Task: Lines from the one containing "Parse this screenshot: output" through the end of the entries below: set them down exactly, both ends included, with nothing added.

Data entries
★ ★ ★ ★

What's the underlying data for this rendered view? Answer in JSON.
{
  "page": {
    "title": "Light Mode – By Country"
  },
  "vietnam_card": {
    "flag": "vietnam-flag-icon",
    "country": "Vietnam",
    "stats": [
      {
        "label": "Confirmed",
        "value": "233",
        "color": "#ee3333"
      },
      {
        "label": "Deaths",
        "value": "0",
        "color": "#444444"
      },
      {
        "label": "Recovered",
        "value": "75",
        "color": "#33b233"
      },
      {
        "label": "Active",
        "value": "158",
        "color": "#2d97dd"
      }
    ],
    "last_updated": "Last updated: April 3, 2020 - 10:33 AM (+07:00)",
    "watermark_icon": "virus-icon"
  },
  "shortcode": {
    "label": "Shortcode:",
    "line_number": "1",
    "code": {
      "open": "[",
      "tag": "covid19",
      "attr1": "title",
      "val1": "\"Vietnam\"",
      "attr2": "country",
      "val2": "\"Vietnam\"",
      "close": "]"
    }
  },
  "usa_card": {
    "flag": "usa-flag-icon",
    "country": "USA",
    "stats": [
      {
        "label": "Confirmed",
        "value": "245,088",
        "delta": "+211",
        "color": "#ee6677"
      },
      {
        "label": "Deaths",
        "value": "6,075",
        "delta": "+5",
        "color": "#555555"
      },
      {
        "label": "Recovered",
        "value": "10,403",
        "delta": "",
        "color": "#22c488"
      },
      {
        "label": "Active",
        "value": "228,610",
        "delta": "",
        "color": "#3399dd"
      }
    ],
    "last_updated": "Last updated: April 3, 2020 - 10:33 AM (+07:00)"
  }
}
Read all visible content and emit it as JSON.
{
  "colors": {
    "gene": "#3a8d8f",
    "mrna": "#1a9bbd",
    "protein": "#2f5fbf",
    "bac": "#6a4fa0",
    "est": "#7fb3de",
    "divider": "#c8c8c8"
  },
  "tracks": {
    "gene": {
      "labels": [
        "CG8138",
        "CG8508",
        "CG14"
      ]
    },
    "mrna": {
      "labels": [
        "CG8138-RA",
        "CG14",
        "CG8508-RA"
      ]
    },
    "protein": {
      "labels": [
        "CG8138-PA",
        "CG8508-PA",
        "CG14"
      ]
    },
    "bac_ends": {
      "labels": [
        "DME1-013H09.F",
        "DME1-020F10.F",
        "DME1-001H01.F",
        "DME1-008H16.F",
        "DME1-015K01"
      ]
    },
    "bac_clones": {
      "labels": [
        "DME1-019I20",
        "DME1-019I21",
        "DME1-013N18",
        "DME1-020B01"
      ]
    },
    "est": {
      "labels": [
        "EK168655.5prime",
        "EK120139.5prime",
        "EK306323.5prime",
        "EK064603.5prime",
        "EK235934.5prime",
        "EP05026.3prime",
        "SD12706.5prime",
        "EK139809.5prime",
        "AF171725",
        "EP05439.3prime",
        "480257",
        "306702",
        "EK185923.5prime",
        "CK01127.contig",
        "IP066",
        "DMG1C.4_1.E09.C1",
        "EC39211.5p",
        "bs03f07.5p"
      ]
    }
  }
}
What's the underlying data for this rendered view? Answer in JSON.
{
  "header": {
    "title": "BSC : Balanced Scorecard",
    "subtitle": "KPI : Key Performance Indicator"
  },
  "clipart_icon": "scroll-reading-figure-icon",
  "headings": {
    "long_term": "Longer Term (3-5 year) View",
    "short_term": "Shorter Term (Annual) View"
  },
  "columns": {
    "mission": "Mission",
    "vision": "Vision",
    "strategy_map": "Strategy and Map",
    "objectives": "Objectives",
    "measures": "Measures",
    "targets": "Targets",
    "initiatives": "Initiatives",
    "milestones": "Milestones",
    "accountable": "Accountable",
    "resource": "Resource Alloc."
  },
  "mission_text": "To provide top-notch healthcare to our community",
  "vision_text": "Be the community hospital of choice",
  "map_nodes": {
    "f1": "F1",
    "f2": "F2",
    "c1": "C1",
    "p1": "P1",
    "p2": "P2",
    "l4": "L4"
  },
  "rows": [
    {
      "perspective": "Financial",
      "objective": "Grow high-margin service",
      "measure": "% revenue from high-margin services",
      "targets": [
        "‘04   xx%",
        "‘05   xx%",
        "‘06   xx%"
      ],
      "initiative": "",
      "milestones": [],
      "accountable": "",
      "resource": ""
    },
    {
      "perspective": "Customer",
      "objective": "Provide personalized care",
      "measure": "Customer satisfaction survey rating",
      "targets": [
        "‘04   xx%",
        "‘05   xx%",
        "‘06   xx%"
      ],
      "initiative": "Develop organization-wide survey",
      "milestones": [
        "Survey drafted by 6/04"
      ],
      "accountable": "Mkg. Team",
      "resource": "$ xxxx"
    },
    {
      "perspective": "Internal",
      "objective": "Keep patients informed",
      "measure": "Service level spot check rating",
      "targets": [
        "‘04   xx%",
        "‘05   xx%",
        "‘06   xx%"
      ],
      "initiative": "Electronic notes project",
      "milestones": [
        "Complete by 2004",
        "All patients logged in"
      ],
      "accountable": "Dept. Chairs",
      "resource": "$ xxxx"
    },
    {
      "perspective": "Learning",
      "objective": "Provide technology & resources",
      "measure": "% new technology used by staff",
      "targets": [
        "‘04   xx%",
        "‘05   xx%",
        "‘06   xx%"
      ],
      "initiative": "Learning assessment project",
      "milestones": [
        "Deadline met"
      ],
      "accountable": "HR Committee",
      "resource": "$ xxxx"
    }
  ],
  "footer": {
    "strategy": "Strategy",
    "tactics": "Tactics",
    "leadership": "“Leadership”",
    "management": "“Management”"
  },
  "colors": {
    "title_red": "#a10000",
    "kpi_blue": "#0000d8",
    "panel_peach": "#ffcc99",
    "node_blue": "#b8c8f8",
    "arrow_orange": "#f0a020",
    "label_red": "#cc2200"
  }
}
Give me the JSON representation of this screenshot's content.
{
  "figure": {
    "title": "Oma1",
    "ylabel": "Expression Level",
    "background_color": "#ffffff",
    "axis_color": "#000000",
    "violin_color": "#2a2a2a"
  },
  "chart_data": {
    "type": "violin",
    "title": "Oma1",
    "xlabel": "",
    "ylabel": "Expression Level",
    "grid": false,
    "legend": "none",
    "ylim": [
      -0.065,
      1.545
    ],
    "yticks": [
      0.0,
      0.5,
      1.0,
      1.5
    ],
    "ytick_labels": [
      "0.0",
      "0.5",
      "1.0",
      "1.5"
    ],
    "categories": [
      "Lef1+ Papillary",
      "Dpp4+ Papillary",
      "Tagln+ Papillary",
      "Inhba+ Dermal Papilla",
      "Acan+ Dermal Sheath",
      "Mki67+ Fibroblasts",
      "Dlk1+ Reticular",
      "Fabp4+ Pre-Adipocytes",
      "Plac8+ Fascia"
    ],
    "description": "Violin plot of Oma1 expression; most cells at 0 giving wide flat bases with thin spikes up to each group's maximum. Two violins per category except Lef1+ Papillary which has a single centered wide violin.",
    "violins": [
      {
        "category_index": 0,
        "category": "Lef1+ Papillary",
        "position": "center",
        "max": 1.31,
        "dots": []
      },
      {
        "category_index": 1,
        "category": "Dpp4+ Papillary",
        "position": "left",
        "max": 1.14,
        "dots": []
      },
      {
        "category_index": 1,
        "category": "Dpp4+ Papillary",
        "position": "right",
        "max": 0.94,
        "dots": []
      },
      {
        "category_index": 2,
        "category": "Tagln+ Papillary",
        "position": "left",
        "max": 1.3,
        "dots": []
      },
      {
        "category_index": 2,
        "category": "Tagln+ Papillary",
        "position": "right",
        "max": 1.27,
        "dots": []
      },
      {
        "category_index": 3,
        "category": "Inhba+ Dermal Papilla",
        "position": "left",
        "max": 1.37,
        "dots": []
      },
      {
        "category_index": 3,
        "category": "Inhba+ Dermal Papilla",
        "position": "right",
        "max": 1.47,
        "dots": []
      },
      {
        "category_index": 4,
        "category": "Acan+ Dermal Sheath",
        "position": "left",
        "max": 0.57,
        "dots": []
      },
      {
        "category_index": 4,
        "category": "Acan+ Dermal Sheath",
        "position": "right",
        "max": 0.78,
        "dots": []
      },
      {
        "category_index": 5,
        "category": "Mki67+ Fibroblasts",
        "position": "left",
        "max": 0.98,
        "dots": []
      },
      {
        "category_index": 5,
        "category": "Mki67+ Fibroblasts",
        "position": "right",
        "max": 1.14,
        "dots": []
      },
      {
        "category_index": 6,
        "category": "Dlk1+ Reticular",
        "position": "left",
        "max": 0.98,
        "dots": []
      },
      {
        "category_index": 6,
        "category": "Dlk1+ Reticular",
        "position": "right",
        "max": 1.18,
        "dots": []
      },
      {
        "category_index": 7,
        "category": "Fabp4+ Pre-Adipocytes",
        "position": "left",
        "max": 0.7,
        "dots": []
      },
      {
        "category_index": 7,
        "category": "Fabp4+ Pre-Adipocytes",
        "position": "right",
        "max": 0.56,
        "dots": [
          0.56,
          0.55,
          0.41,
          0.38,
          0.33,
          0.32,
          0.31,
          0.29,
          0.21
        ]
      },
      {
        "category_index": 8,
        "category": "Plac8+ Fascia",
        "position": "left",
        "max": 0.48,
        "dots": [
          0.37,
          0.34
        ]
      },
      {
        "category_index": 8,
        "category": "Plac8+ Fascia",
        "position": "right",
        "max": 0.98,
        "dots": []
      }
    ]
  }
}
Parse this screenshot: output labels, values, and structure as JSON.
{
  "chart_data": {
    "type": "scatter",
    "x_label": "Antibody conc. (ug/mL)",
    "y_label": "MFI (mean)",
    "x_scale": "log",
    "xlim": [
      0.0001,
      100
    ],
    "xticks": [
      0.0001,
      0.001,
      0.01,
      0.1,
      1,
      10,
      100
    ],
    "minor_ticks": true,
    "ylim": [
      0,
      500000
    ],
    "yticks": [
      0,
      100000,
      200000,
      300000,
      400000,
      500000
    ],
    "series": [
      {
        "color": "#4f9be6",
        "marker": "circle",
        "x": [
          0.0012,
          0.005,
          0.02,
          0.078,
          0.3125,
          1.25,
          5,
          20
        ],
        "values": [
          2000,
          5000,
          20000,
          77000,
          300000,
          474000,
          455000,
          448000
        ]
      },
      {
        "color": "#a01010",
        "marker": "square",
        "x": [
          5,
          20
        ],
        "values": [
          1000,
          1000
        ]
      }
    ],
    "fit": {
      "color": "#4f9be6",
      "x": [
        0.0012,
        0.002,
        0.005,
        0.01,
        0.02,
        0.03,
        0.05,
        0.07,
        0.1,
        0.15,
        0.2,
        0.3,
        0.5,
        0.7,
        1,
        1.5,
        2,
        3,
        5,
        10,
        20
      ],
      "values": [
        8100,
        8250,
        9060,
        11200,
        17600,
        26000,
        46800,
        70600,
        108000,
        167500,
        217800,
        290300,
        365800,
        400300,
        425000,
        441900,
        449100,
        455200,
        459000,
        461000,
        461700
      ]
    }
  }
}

★ ★ ★ ★

Problem solution:
Parse this screenshot: output labels, values, and structure as JSON.
{
  "chart_data": {
    "type": "scatter",
    "x_label": "Antibody conc. (ug/mL)",
    "y_label": "MFI (mean)",
    "x_scale": "log",
    "xlim": [
      0.0001,
      100
    ],
    "xticks": [
      0.0001,
      0.001,
      0.01,
      0.1,
      1,
      10,
      100
    ],
    "minor_ticks": true,
    "ylim": [
      0,
      500000
    ],
    "yticks": [
      0,
      100000,
      200000,
      300000,
      400000,
      500000
    ],
    "series": [
      {
        "color": "#4f9be6",
        "marker": "circle",
        "x": [
          0.0012,
          0.005,
          0.02,
          0.078,
          0.3125,
          1.25,
          5,
          20
        ],
        "values": [
          2000,
          5000,
          20000,
          77000,
          300000,
          474000,
          455000,
          448000
        ]
      },
      {
        "color": "#a01010",
        "marker": "square",
        "x": [
          5,
          20
        ],
        "values": [
          1000,
          1000
        ]
      }
    ],
    "fit": {
      "color": "#4f9be6",
      "x": [
        0.0012,
        0.002,
        0.005,
        0.01,
        0.02,
        0.03,
        0.05,
        0.07,
        0.1,
        0.15,
        0.2,
        0.3,
        0.5,
        0.7,
        1,
        1.5,
        2,
        3,
        5,
        10,
        20
      ],
      "values": [
        8100,
        8250,
        9060,
        11200,
        17600,
        26000,
        46800,
        70600,
        108000,
        167500,
        217800,
        290300,
        365800,
        400300,
        425000,
        441900,
        449100,
        455200,
        459000,
        461000,
        461700
      ]
    }
  }
}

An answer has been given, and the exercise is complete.